- [CHALLENGE]:
Return, word for word, the lines starting at the one that contains "- text-line: Catholics" and ending at the one that contains "- text-line-last: King, suffices.': [3, 472, 124, 494]", including both of those.

_ _ _ _

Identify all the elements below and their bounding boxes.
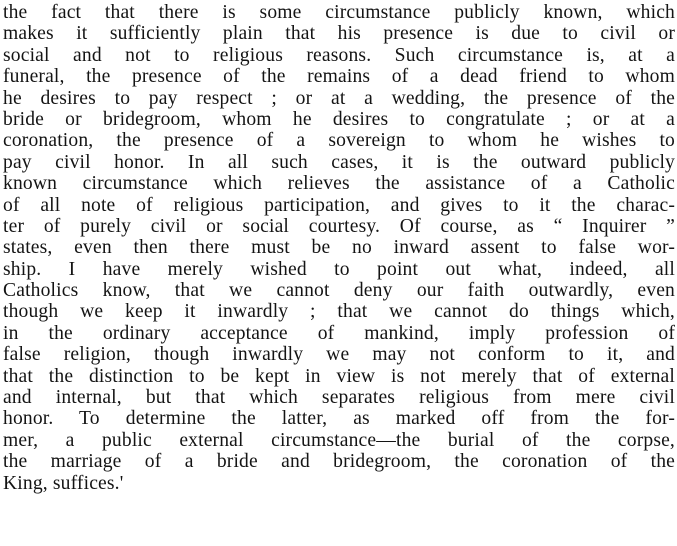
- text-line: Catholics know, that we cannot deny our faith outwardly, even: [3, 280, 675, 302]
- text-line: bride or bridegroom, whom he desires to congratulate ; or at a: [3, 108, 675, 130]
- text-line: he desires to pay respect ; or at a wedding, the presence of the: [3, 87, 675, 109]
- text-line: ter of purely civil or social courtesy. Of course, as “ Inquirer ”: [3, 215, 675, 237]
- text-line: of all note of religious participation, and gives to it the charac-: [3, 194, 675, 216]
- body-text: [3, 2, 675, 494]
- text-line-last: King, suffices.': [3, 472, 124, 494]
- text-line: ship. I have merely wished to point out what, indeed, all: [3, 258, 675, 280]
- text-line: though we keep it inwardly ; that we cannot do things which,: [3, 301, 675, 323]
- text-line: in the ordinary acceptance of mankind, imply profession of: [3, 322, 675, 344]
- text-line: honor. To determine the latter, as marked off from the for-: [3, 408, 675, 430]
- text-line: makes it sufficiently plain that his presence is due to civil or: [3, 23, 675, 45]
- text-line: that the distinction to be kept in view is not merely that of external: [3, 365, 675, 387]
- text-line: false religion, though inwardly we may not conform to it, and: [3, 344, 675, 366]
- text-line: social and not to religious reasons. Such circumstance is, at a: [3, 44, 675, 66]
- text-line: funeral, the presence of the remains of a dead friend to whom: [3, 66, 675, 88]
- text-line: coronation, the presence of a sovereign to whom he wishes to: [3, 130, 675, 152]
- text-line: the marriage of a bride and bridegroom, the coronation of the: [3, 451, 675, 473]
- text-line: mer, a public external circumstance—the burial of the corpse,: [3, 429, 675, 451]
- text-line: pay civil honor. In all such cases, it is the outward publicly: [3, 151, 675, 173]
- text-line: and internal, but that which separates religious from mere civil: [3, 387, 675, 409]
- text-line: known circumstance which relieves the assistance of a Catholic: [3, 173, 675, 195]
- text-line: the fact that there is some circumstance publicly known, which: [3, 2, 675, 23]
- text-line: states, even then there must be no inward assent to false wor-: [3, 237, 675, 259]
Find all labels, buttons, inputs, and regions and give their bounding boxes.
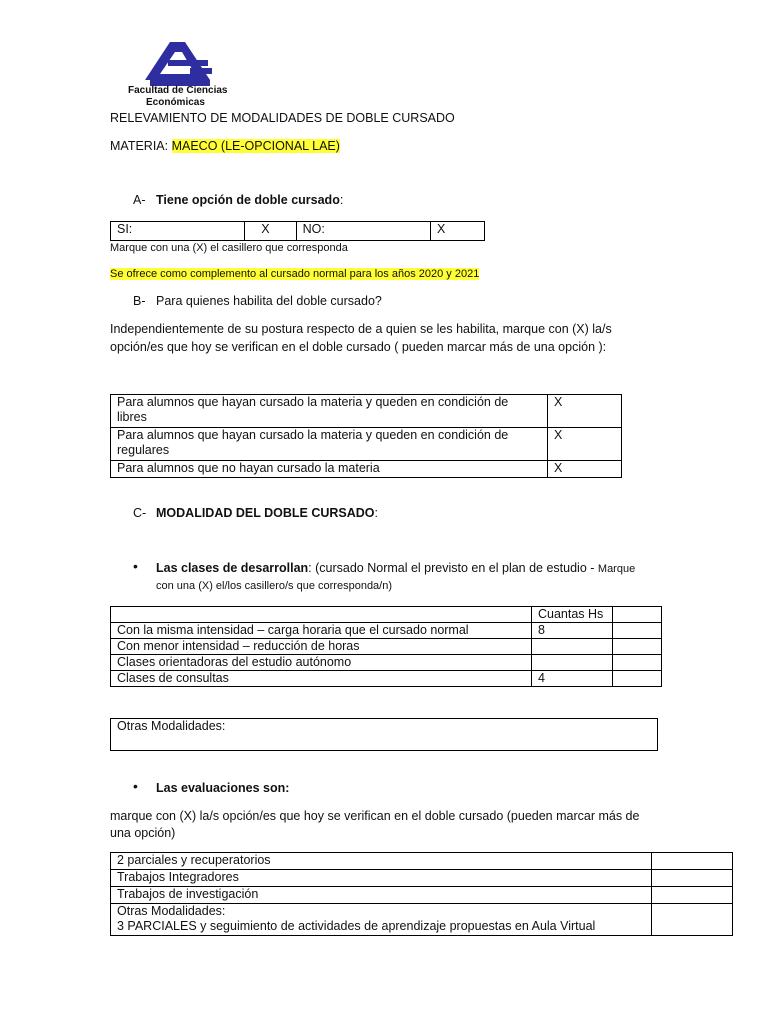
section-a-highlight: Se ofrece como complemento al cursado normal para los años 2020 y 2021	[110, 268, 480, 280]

_ _ _ _

- [RESULT BELOW]:
- text-line: Catholics know, that we cannot deny our faith outwardly, even: [3, 280, 675, 302]
- text-line: bride or bridegroom, whom he desires to congratulate ; or at a: [3, 108, 675, 130]
- text-line: he desires to pay respect ; or at a wedding, the presence of the: [3, 87, 675, 109]
- text-line: ter of purely civil or social courtesy. Of course, as “ Inquirer ”: [3, 215, 675, 237]
- text-line: of all note of religious participation, and gives to it the charac-: [3, 194, 675, 216]
- body-text: [3, 2, 675, 494]
- text-line-last: King, suffices.': [3, 472, 124, 494]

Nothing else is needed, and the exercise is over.